• SET TASK
Filter for the word "have" and keep each matching line.

***** DATASET RECORDS

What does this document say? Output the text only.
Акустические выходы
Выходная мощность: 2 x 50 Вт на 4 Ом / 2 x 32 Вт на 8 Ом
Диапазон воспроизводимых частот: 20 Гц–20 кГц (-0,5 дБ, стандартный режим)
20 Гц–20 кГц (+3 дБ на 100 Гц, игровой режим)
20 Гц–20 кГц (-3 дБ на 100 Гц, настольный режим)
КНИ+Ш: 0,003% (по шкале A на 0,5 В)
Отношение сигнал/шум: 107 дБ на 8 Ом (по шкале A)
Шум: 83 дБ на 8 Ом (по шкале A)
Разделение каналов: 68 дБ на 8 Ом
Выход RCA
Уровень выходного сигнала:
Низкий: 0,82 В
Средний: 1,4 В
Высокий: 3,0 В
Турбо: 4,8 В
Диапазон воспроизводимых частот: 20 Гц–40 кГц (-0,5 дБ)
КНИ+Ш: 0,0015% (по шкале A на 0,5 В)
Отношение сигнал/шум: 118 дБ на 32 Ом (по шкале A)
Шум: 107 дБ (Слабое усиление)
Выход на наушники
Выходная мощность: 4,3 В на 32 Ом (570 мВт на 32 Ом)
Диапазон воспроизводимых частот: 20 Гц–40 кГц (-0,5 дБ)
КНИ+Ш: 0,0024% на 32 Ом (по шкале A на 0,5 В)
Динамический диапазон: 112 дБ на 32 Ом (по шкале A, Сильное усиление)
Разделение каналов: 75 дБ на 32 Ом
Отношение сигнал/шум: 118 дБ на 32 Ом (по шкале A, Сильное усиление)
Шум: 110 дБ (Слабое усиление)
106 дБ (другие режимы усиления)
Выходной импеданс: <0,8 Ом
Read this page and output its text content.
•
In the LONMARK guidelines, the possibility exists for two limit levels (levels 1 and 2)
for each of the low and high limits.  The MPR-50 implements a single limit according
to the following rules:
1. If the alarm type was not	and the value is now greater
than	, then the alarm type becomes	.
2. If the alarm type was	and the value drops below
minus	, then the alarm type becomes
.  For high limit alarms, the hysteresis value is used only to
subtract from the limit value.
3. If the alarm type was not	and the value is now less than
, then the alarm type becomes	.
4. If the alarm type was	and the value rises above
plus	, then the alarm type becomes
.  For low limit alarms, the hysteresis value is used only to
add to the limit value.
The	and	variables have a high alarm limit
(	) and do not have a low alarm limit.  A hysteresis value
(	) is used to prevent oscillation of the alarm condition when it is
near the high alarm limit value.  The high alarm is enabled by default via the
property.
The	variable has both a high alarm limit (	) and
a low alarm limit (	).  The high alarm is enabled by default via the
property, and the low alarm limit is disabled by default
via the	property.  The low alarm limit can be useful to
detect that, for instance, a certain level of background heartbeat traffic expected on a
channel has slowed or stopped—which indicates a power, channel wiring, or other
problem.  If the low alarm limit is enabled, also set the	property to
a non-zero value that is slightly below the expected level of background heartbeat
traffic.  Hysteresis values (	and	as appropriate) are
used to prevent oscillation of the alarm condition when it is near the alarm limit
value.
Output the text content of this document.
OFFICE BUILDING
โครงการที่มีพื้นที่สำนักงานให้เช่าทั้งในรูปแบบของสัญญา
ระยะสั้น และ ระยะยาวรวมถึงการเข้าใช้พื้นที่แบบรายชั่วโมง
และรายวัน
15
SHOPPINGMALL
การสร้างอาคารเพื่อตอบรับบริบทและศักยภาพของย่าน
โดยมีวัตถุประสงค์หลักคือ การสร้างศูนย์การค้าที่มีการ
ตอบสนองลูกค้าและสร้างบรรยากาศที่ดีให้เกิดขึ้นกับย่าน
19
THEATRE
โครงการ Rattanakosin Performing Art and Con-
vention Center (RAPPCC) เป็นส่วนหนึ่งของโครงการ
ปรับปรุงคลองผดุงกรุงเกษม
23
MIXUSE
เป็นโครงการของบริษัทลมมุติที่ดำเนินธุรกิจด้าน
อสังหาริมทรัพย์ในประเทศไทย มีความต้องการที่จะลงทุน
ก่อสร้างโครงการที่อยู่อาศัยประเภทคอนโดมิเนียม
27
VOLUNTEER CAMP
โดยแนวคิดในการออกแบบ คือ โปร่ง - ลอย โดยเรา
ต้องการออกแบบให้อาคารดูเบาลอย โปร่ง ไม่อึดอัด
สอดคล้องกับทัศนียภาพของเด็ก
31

**********

• WRITTEN ANSWER
The	and	variables have a high alarm limit
(	) and do not have a low alarm limit.  A hysteresis value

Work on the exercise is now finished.